EXERCISE A:
List every distinct hexadecimal address that appears in the program output shown in the pointer question.

EXTRACT PROVIDED:
CODEWITHSUNDEEP
c++variablespointersmemory-address
Jeffrey Lebowski
Jeffrey Lebowski

Reputation: 291

c++: pointer value different than address of the pointed variable

I just made a tiny stupid program about passing a variable the value contained in another using a pointer, just as an introduction to pointers themselves. I printed, before and after the assignation, the value and position of all three variables involved. However, I get, as the value contained inside the pointer, an address different from the variable it is pointing to's one, and I just can't understand why.

This is my main program:

#include <iostream>
#include "01.Point.h"

using namespace std;

int main() 

{

    int a,b;

    cout << "Insert variable's value: ";

    cin >> a;

    int * point;

    cout << "Before assignment:" << endl;

    printeverything (a,b,point);

    point = &a;

    b = * point;

    cout << "After assignment:" << endl;

    printeverything (a,b,point);

    cout << endl;

}

And this is my function's implementation:

#include <iostream>
#include "01.Point.h"

using namespace std;

void printeverything (int a, int b, int * c)    {

    cout << "First variable's value: " << a << "; its address: " << &a << endl;

    cout << "Second variable's value: " << b << "; its address: " << &b << endl;

    cout << "Pointer's value: " << c << "; its address: " << &c << endl;

}

b successfully gets a's value, so everything works right, but this is the complete output:

Before assignment:
First variable's value: 5; its address: 0x7fffee49b77c
Second variable's value: 0; its address: 0x7fffee49b778
Pointer's value: 0x7fffee49b8a0; its address: 0x7fffee49b770
After assignment:
First variable's value: 5; its address: 0x7fffee49b77c
Second variable's value: 5; its address: 0x7fffee49b778
Pointer's value: 0x7fffee49b7ac; its address: 0x7fffee49b770

I mean, if variable x is at position 3285, and i do p = &x, pointer p should contain value 3285, right? So why is this happening?

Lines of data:

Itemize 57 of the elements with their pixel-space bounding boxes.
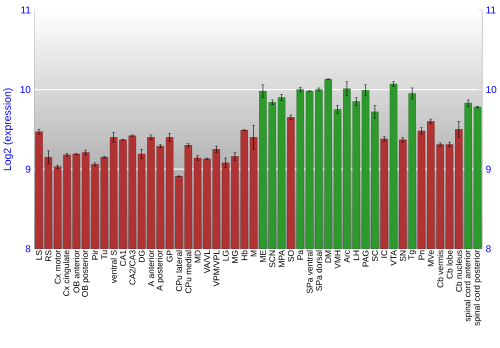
x-tick-label: CPu medial bbox=[185, 250, 192, 293]
x-tick-label: VA/VL bbox=[204, 250, 210, 274]
x-tick-label: VPM/VPL bbox=[213, 250, 220, 286]
x-tick-label: SPa ventral bbox=[306, 250, 313, 294]
x-tick-label: Cb lobe bbox=[446, 250, 453, 278]
x-tick-label: IC bbox=[381, 250, 388, 258]
x-tick-label: Cb nucleus bbox=[456, 250, 462, 292]
x-tick-label: DM bbox=[325, 250, 332, 262]
y2-tick-label: 10 bbox=[486, 86, 496, 93]
x-tick-label: spinal cord anterior bbox=[464, 250, 472, 322]
x-tick-label: Cb vermis bbox=[437, 250, 444, 288]
x-tick-label: MD bbox=[194, 250, 201, 262]
y2-tick-label: 11 bbox=[486, 6, 496, 14]
x-tick-label: OB anterior bbox=[73, 250, 80, 293]
x-tick-label: LS bbox=[36, 250, 42, 260]
x-tick-label: SC bbox=[372, 250, 378, 262]
x-tick-label: M bbox=[250, 250, 256, 256]
x-tick-label: Tg bbox=[408, 250, 416, 260]
x-tick-label: MVe bbox=[428, 250, 434, 266]
x-tick-label: LH bbox=[353, 250, 360, 260]
y2-tick-label: 8 bbox=[486, 245, 491, 252]
x-tick-label: Hb bbox=[241, 250, 248, 260]
x-tick-label: Tu bbox=[101, 250, 108, 260]
x-tick-label: spinal cord posterior bbox=[474, 250, 482, 326]
x-tick-label: A posterior bbox=[156, 250, 164, 291]
x-tick-label: CA2/CA3 bbox=[129, 250, 136, 285]
x-tick-label: CPu lateral bbox=[176, 250, 182, 292]
y2-tick-label: 9 bbox=[486, 166, 491, 173]
x-tick-label: ME bbox=[260, 250, 266, 262]
x-tick-label: MPA bbox=[278, 250, 284, 267]
x-tick-label: CA1 bbox=[120, 250, 126, 266]
x-tick-label: OB posterior bbox=[82, 250, 90, 297]
x-tick-label: SCN bbox=[269, 250, 276, 268]
x-tick-label: MG bbox=[232, 250, 238, 263]
y-tick-label: 8 bbox=[26, 245, 30, 252]
x-tick-label: VTA bbox=[390, 250, 396, 266]
x-tick-label: Pir bbox=[92, 250, 98, 260]
x-tick-label: SO bbox=[288, 250, 294, 262]
x-tick-label: Pa bbox=[297, 250, 304, 260]
x-tick-label: A anterior bbox=[148, 250, 154, 286]
y-tick-label: 11 bbox=[21, 6, 30, 14]
y-tick-label: 10 bbox=[20, 86, 30, 93]
x-tick-label: SN bbox=[400, 250, 406, 262]
x-tick-label: PAG bbox=[362, 250, 369, 266]
x-tick-label: VMH bbox=[334, 250, 340, 269]
x-tick-label: DG bbox=[138, 250, 145, 262]
x-tick-label: ventral S bbox=[110, 250, 117, 284]
x-tick-label: Cx cingulate bbox=[63, 250, 71, 296]
x-tick-label: SPa dorsal bbox=[316, 250, 322, 291]
x-tick-label: RS bbox=[45, 250, 52, 261]
y-tick-label: 9 bbox=[26, 166, 30, 173]
y-axis-title: Log2 (expression) bbox=[3, 88, 14, 170]
x-tick-label: LG bbox=[222, 250, 229, 260]
x-tick-label: GP bbox=[166, 250, 173, 262]
x-tick-label: Cx motor bbox=[54, 250, 61, 284]
x-tick-label: Pn bbox=[418, 250, 424, 260]
x-tick-label: Arc bbox=[344, 250, 350, 262]
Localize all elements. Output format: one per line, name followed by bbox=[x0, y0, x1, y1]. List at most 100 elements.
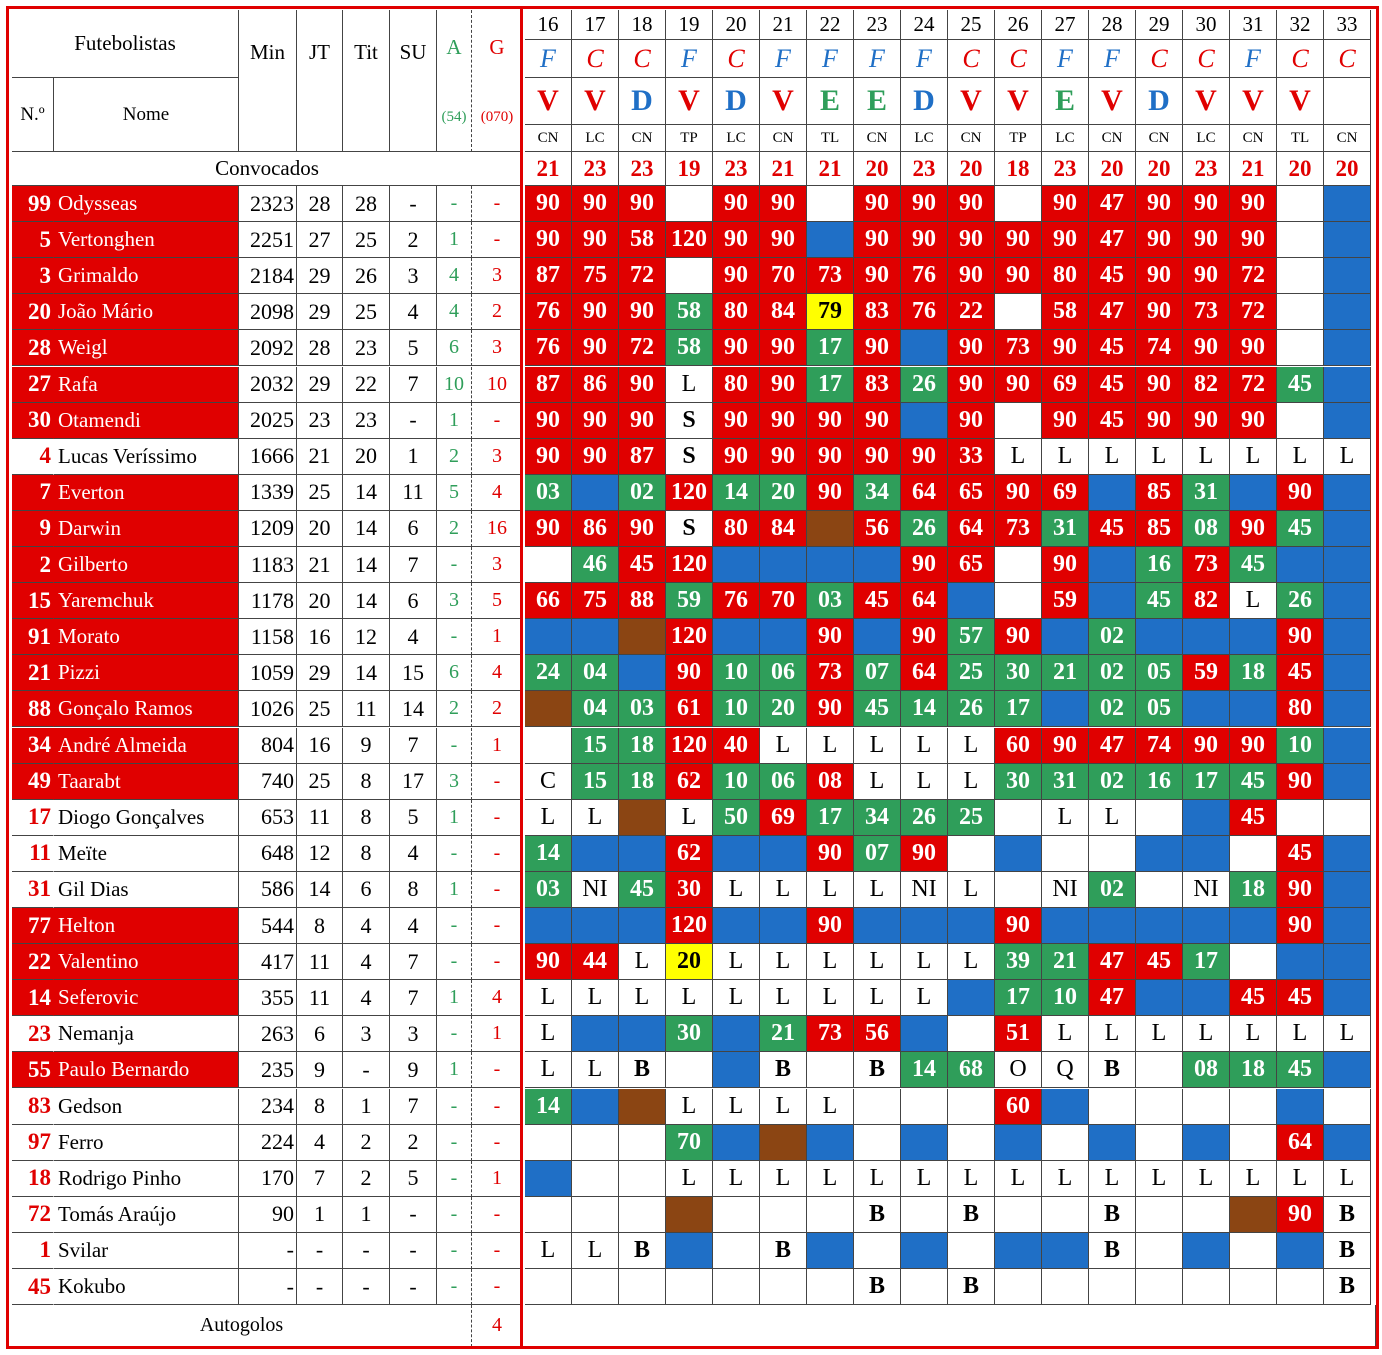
player-a: 3 bbox=[437, 763, 472, 800]
game-result: D bbox=[901, 78, 948, 125]
player-su: 2 bbox=[390, 1124, 437, 1161]
game-cell bbox=[948, 1016, 995, 1053]
player-number: 45 bbox=[12, 1269, 54, 1306]
game-cell bbox=[1042, 835, 1089, 872]
player-jt: 29 bbox=[297, 655, 343, 692]
game-cell: 62 bbox=[666, 763, 713, 800]
game-competition: LC bbox=[901, 125, 948, 152]
game-cell bbox=[901, 1016, 948, 1053]
game-cell: 58 bbox=[1042, 294, 1089, 331]
game-competition: LC bbox=[1183, 125, 1230, 152]
game-cell: 84 bbox=[760, 510, 807, 547]
game-number: 29 bbox=[1136, 10, 1183, 40]
player-g: - bbox=[472, 1124, 523, 1161]
game-cell bbox=[666, 1269, 713, 1306]
player-name: João Mário bbox=[54, 294, 239, 331]
game-cell: B bbox=[760, 1052, 807, 1089]
game-cell bbox=[995, 583, 1042, 620]
game-cell: 90 bbox=[1042, 402, 1089, 439]
game-cell: 45 bbox=[1089, 402, 1136, 439]
game-cell bbox=[1277, 330, 1324, 367]
game-cell: 34 bbox=[854, 799, 901, 836]
game-convocados: 20 bbox=[1136, 152, 1183, 186]
game-cell bbox=[619, 908, 666, 945]
game-cell: 90 bbox=[948, 186, 995, 223]
game-cell: 10 bbox=[1042, 980, 1089, 1017]
game-cell: 87 bbox=[619, 438, 666, 475]
game-cell: 73 bbox=[807, 258, 854, 295]
player-min: 1666 bbox=[239, 438, 297, 475]
player-name: Otamendi bbox=[54, 402, 239, 439]
player-tit: 8 bbox=[343, 763, 390, 800]
game-cell: 10 bbox=[713, 691, 760, 728]
game-cell: 45 bbox=[619, 547, 666, 584]
game-cell: 45 bbox=[1089, 510, 1136, 547]
game-cell: 69 bbox=[1042, 474, 1089, 511]
player-min: 263 bbox=[239, 1016, 297, 1053]
game-cell: 90 bbox=[1183, 727, 1230, 764]
player-number: 2 bbox=[12, 547, 54, 584]
game-cell: 80 bbox=[713, 510, 760, 547]
game-cell: 86 bbox=[572, 510, 619, 547]
game-cell bbox=[713, 1052, 760, 1089]
player-a: - bbox=[437, 1088, 472, 1125]
player-su: 7 bbox=[390, 547, 437, 584]
game-number: 17 bbox=[572, 10, 619, 40]
game-cell: L bbox=[666, 799, 713, 836]
game-cell: 20 bbox=[666, 944, 713, 981]
header-g-label: G bbox=[489, 34, 505, 59]
game-cell bbox=[807, 222, 854, 259]
game-convocados: 23 bbox=[1183, 152, 1230, 186]
game-cell: 20 bbox=[760, 691, 807, 728]
player-min: 804 bbox=[239, 727, 297, 764]
game-cell bbox=[1183, 980, 1230, 1017]
game-cell: L bbox=[1183, 1160, 1230, 1197]
game-number: 32 bbox=[1277, 10, 1324, 40]
game-cell: L bbox=[854, 763, 901, 800]
game-cell: 90 bbox=[1230, 186, 1277, 223]
player-a: - bbox=[437, 1160, 472, 1197]
game-cell bbox=[948, 980, 995, 1017]
player-name: Darwin bbox=[54, 510, 239, 547]
player-number: 72 bbox=[12, 1196, 54, 1233]
player-a: 5 bbox=[437, 474, 472, 511]
game-cell bbox=[1183, 1196, 1230, 1233]
game-cell: 72 bbox=[619, 258, 666, 295]
player-name: Seferovic bbox=[54, 980, 239, 1017]
player-a: 10 bbox=[437, 366, 472, 403]
game-cell: 02 bbox=[1089, 691, 1136, 728]
game-cell: 03 bbox=[619, 691, 666, 728]
game-cell: 47 bbox=[1089, 294, 1136, 331]
game-cell: L bbox=[1089, 1160, 1136, 1197]
game-cell: 18 bbox=[619, 727, 666, 764]
player-name: Pizzi bbox=[54, 655, 239, 692]
game-cell: L bbox=[1042, 799, 1089, 836]
game-result: V bbox=[1277, 78, 1324, 125]
game-cell: 07 bbox=[854, 655, 901, 692]
player-jt: 29 bbox=[297, 366, 343, 403]
player-tit: 12 bbox=[343, 619, 390, 656]
player-a: 2 bbox=[437, 691, 472, 728]
game-cell: L bbox=[1277, 1016, 1324, 1053]
game-cell: B bbox=[619, 1232, 666, 1269]
game-cell bbox=[854, 547, 901, 584]
game-cell: 45 bbox=[1089, 366, 1136, 403]
player-tit: 26 bbox=[343, 258, 390, 295]
game-cell: B bbox=[854, 1196, 901, 1233]
game-cell: 50 bbox=[713, 799, 760, 836]
game-cell bbox=[948, 583, 995, 620]
game-cell: L bbox=[525, 980, 572, 1017]
game-cell: 90 bbox=[807, 835, 854, 872]
game-cell: 31 bbox=[1183, 474, 1230, 511]
game-cell: L bbox=[760, 727, 807, 764]
player-jt: 7 bbox=[297, 1160, 343, 1197]
player-g: 2 bbox=[472, 691, 523, 728]
game-cell bbox=[1324, 474, 1371, 511]
game-cell bbox=[713, 908, 760, 945]
game-cell: 26 bbox=[948, 691, 995, 728]
player-jt: 11 bbox=[297, 799, 343, 836]
game-number: 28 bbox=[1089, 10, 1136, 40]
player-min: - bbox=[239, 1269, 297, 1306]
player-name: Tomás Araújo bbox=[54, 1196, 239, 1233]
game-cell: L bbox=[760, 1088, 807, 1125]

EXERCISE B:
In the records, switch "game-competition" to "game-tournament" throughout the lines starting with the line with "player-a: 3 bbox=[437, 763, 472, 800]" and going on through the line with "game-cell bbox=[619, 908, 666, 945]". Give back only those lines, with everything else left unchanged.

RESPONSE A:
0x7fffee49b77c
0x7fffee49b778
0x7fffee49b8a0
0x7fffee49b770
0x7fffee49b7ac

RESPONSE B:
player-a: 3 bbox=[437, 763, 472, 800]
game-result: D bbox=[901, 78, 948, 125]
player-su: 2 bbox=[390, 1124, 437, 1161]
game-cell bbox=[948, 1016, 995, 1053]
player-number: 45 bbox=[12, 1269, 54, 1306]
game-cell bbox=[1042, 835, 1089, 872]
player-jt: 29 bbox=[297, 655, 343, 692]
game-cell: 62 bbox=[666, 763, 713, 800]
game-tournament: LC bbox=[901, 125, 948, 152]
game-cell bbox=[901, 1016, 948, 1053]
game-cell: 58 bbox=[1042, 294, 1089, 331]
game-tournament: LC bbox=[1183, 125, 1230, 152]
game-cell: 84 bbox=[760, 510, 807, 547]
game-number: 29 bbox=[1136, 10, 1183, 40]
player-g: - bbox=[472, 1124, 523, 1161]
game-cell bbox=[666, 1269, 713, 1306]
player-name: João Mário bbox=[54, 294, 239, 331]
game-cell: B bbox=[760, 1052, 807, 1089]
game-cell bbox=[995, 583, 1042, 620]
game-cell: 90 bbox=[1042, 402, 1089, 439]
game-cell: 45 bbox=[1089, 402, 1136, 439]
game-cell bbox=[1277, 330, 1324, 367]
game-cell: 34 bbox=[854, 799, 901, 836]
game-convocados: 20 bbox=[1136, 152, 1183, 186]
game-cell bbox=[619, 908, 666, 945]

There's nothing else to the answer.